» What you will do
A. In the theater post, by how much was Paul Mullin's new play extended at the Boston Court in Pasadena?
B. According to the theater post, what things did people at Shitstorm say make their lives difficult? List every one.
C. Repeat the part of the theater post from "(p.s. to those" to "little more problem-solving.)".

(Text provided)

Theater Congratulations to Paul Mullin
posted by October 28 at 3:55 PM
onThe Rep recently lopped the final week off their autumn blockbuster The Three Musketeers, saying it was too expensive to keep the show open.
Meanwhile, Paul Mullin (this year's Stranger Genius Award winner for theater) just had his new play extended by two weeks at the Boston Court in Pasadena.
The Sequence concerns the race to sequence the human genome. Like many Mullin plays, is a marriage of scientific knowledge, the will to discovery, and the bizarre personalities and rivalries behind the knowledge. (Mullin is, essentially, a gnostic playwright.)
And people like it. Audience are buying tickets, the critics dig it, and to all you people at Shitstorm last night who argued that theaters can't do new plays because audiences won't come to see them: ha!
(p.s. to those of you who were there last night: Shitstorm was fun and somewhat instructive, but I was still disappointed to hear so much reactionary "we can't do this, we can't fix that, we're doing just fine but it's the critics and the lack of government handouts and the audiences and the culture that make our lives difficult." Which is narrow-minded, entitled bullshit. There will be future Shitstorms—about unions, about the Fringe Festival—at which I hope to hear a little less whining and a little more problem-solving.)

(End Text provided)
(Recorded information)

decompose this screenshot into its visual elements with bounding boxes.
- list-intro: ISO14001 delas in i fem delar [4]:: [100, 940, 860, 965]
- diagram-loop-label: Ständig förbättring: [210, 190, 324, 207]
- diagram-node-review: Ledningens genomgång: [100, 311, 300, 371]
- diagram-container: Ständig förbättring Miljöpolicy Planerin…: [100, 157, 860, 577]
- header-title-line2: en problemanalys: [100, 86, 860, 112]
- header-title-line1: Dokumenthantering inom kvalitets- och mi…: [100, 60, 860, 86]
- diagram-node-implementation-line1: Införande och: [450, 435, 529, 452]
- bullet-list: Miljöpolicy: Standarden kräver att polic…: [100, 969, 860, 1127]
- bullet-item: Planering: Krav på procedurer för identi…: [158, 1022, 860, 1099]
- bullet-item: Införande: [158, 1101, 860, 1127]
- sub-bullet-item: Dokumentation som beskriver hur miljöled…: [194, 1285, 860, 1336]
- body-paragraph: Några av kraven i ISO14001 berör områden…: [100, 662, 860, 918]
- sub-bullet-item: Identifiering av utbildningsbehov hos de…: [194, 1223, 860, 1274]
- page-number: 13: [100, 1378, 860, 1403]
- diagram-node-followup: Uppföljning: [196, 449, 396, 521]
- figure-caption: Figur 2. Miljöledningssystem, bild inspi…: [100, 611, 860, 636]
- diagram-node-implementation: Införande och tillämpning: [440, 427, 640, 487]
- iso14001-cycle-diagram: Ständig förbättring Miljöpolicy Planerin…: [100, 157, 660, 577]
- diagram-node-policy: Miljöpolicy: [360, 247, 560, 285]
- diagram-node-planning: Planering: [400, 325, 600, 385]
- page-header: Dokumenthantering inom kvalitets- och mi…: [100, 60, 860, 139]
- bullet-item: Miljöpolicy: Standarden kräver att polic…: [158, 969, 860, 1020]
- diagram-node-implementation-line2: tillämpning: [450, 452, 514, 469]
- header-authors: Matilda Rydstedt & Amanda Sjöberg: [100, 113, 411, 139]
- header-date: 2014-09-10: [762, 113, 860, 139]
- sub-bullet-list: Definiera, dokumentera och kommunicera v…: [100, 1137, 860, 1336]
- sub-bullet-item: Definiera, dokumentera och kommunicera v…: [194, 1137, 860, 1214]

(End Recorded information)

» Answers by task
A. By two weeks.

B.
- the critics
- the lack of government handouts
- the audiences
- the culture

C.
(p.s. to those of you who were there last night: Shitstorm was fun and somewhat instructive, but I was still disappointed to hear so much reactionary "we can't do this, we can't fix that, we're doing just fine but it's the critics and the lack of government handouts and the audiences and the culture that make our lives difficult." Which is narrow-minded, entitled bullshit. There will be future Shitstorms—about unions, about the Fringe Festival—at which I hope to hear a little less whining and a little more problem-solving.)